:: Task to complete ::
Copy every record word for word.

━━━ Input data ━━━

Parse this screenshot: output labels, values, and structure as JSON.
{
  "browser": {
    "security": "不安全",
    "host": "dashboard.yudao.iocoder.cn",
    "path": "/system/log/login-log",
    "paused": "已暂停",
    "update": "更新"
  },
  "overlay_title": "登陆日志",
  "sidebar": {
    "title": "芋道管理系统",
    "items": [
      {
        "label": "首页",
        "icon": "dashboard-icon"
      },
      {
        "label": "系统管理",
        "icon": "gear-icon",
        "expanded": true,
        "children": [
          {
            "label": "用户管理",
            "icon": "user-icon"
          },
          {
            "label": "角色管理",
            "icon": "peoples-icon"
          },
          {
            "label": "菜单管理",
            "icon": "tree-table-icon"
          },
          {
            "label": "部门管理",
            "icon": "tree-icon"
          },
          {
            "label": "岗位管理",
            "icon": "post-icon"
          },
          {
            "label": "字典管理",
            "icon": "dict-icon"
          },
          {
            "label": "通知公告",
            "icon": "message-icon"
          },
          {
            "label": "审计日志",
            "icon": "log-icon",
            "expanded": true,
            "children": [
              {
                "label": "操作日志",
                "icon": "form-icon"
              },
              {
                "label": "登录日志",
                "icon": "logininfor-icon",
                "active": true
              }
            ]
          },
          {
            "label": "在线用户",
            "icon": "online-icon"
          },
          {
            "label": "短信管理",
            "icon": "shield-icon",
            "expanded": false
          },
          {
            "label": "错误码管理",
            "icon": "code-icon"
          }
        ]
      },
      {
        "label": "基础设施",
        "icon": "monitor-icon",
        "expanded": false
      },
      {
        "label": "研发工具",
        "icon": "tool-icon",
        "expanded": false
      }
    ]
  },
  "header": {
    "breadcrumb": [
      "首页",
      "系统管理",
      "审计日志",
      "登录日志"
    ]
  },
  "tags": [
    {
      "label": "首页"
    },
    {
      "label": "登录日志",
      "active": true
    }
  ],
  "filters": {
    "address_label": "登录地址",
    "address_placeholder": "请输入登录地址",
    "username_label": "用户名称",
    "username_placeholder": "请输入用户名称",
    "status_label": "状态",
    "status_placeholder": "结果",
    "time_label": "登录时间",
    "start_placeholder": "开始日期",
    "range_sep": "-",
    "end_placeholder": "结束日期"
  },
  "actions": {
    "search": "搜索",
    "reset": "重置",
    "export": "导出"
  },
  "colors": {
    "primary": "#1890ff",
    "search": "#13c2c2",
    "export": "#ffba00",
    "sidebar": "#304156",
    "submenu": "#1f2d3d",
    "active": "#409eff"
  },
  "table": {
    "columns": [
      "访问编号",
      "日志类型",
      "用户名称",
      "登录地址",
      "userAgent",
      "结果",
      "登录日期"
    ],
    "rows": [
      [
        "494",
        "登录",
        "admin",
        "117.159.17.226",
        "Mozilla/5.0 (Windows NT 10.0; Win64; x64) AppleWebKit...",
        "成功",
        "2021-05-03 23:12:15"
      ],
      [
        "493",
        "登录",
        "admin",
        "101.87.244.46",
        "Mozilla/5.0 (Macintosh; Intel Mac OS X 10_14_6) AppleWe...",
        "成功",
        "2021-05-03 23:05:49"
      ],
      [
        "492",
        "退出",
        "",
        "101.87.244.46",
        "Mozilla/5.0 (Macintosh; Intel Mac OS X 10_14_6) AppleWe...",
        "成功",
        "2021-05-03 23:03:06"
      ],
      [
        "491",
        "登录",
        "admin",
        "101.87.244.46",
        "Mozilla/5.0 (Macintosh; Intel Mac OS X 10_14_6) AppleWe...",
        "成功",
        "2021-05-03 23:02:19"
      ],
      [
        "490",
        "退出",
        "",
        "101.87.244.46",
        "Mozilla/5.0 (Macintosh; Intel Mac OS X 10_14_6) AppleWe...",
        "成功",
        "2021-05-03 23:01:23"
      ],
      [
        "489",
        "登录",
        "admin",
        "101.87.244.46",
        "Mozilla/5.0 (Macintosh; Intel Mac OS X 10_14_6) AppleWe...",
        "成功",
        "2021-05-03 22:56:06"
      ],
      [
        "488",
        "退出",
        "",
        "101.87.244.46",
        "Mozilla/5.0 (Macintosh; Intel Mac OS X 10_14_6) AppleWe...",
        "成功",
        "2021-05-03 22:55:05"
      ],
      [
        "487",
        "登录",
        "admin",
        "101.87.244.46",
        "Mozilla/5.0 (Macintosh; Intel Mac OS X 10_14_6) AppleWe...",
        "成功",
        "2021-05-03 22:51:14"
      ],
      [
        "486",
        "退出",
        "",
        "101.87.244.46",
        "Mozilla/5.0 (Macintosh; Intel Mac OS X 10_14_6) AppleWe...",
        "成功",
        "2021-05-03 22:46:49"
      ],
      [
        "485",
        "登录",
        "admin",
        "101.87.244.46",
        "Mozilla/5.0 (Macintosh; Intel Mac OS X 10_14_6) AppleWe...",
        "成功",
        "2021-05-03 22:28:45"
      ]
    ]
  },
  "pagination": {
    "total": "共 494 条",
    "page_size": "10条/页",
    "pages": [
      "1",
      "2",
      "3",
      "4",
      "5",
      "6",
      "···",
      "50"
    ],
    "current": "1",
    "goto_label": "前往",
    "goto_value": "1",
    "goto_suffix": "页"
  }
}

━━━

:: Answer to the exercise ::
Parse this screenshot: output labels, values, and structure as JSON.
{
  "browser": {
    "security": "不安全",
    "host": "dashboard.yudao.iocoder.cn",
    "path": "/system/log/login-log",
    "paused": "已暂停",
    "update": "更新"
  },
  "overlay_title": "登陆日志",
  "sidebar": {
    "title": "芋道管理系统",
    "items": [
      {
        "label": "首页",
        "icon": "dashboard-icon"
      },
      {
        "label": "系统管理",
        "icon": "gear-icon",
        "expanded": true,
        "children": [
          {
            "label": "用户管理",
            "icon": "user-icon"
          },
          {
            "label": "角色管理",
            "icon": "peoples-icon"
          },
          {
            "label": "菜单管理",
            "icon": "tree-table-icon"
          },
          {
            "label": "部门管理",
            "icon": "tree-icon"
          },
          {
            "label": "岗位管理",
            "icon": "post-icon"
          },
          {
            "label": "字典管理",
            "icon": "dict-icon"
          },
          {
            "label": "通知公告",
            "icon": "message-icon"
          },
          {
            "label": "审计日志",
            "icon": "log-icon",
            "expanded": true,
            "children": [
              {
                "label": "操作日志",
                "icon": "form-icon"
              },
              {
                "label": "登录日志",
                "icon": "logininfor-icon",
                "active": true
              }
            ]
          },
          {
            "label": "在线用户",
            "icon": "online-icon"
          },
          {
            "label": "短信管理",
            "icon": "shield-icon",
            "expanded": false
          },
          {
            "label": "错误码管理",
            "icon": "code-icon"
          }
        ]
      },
      {
        "label": "基础设施",
        "icon": "monitor-icon",
        "expanded": false
      },
      {
        "label": "研发工具",
        "icon": "tool-icon",
        "expanded": false
      }
    ]
  },
  "header": {
    "breadcrumb": [
      "首页",
      "系统管理",
      "审计日志",
      "登录日志"
    ]
  },
  "tags": [
    {
      "label": "首页"
    },
    {
      "label": "登录日志",
      "active": true
    }
  ],
  "filters": {
    "address_label": "登录地址",
    "address_placeholder": "请输入登录地址",
    "username_label": "用户名称",
    "username_placeholder": "请输入用户名称",
    "status_label": "状态",
    "status_placeholder": "结果",
    "time_label": "登录时间",
    "start_placeholder": "开始日期",
    "range_sep": "-",
    "end_placeholder": "结束日期"
  },
  "actions": {
    "search": "搜索",
    "reset": "重置",
    "export": "导出"
  },
  "colors": {
    "primary": "#1890ff",
    "search": "#13c2c2",
    "export": "#ffba00",
    "sidebar": "#304156",
    "submenu": "#1f2d3d",
    "active": "#409eff"
  },
  "table": {
    "columns": [
      "访问编号",
      "日志类型",
      "用户名称",
      "登录地址",
      "userAgent",
      "结果",
      "登录日期"
    ],
    "rows": [
      [
        "494",
        "登录",
        "admin",
        "117.159.17.226",
        "Mozilla/5.0 (Windows NT 10.0; Win64; x64) AppleWebKit...",
        "成功",
        "2021-05-03 23:12:15"
      ],
      [
        "493",
        "登录",
        "admin",
        "101.87.244.46",
        "Mozilla/5.0 (Macintosh; Intel Mac OS X 10_14_6) AppleWe...",
        "成功",
        "2021-05-03 23:05:49"
      ],
      [
        "492",
        "退出",
        "",
        "101.87.244.46",
        "Mozilla/5.0 (Macintosh; Intel Mac OS X 10_14_6) AppleWe...",
        "成功",
        "2021-05-03 23:03:06"
      ],
      [
        "491",
        "登录",
        "admin",
        "101.87.244.46",
        "Mozilla/5.0 (Macintosh; Intel Mac OS X 10_14_6) AppleWe...",
        "成功",
        "2021-05-03 23:02:19"
      ],
      [
        "490",
        "退出",
        "",
        "101.87.244.46",
        "Mozilla/5.0 (Macintosh; Intel Mac OS X 10_14_6) AppleWe...",
        "成功",
        "2021-05-03 23:01:23"
      ],
      [
        "489",
        "登录",
        "admin",
        "101.87.244.46",
        "Mozilla/5.0 (Macintosh; Intel Mac OS X 10_14_6) AppleWe...",
        "成功",
        "2021-05-03 22:56:06"
      ],
      [
        "488",
        "退出",
        "",
        "101.87.244.46",
        "Mozilla/5.0 (Macintosh; Intel Mac OS X 10_14_6) AppleWe...",
        "成功",
        "2021-05-03 22:55:05"
      ],
      [
        "487",
        "登录",
        "admin",
        "101.87.244.46",
        "Mozilla/5.0 (Macintosh; Intel Mac OS X 10_14_6) AppleWe...",
        "成功",
        "2021-05-03 22:51:14"
      ],
      [
        "486",
        "退出",
        "",
        "101.87.244.46",
        "Mozilla/5.0 (Macintosh; Intel Mac OS X 10_14_6) AppleWe...",
        "成功",
        "2021-05-03 22:46:49"
      ],
      [
        "485",
        "登录",
        "admin",
        "101.87.244.46",
        "Mozilla/5.0 (Macintosh; Intel Mac OS X 10_14_6) AppleWe...",
        "成功",
        "2021-05-03 22:28:45"
      ]
    ]
  },
  "pagination": {
    "total": "共 494 条",
    "page_size": "10条/页",
    "pages": [
      "1",
      "2",
      "3",
      "4",
      "5",
      "6",
      "···",
      "50"
    ],
    "current": "1",
    "goto_label": "前往",
    "goto_value": "1",
    "goto_suffix": "页"
  }
}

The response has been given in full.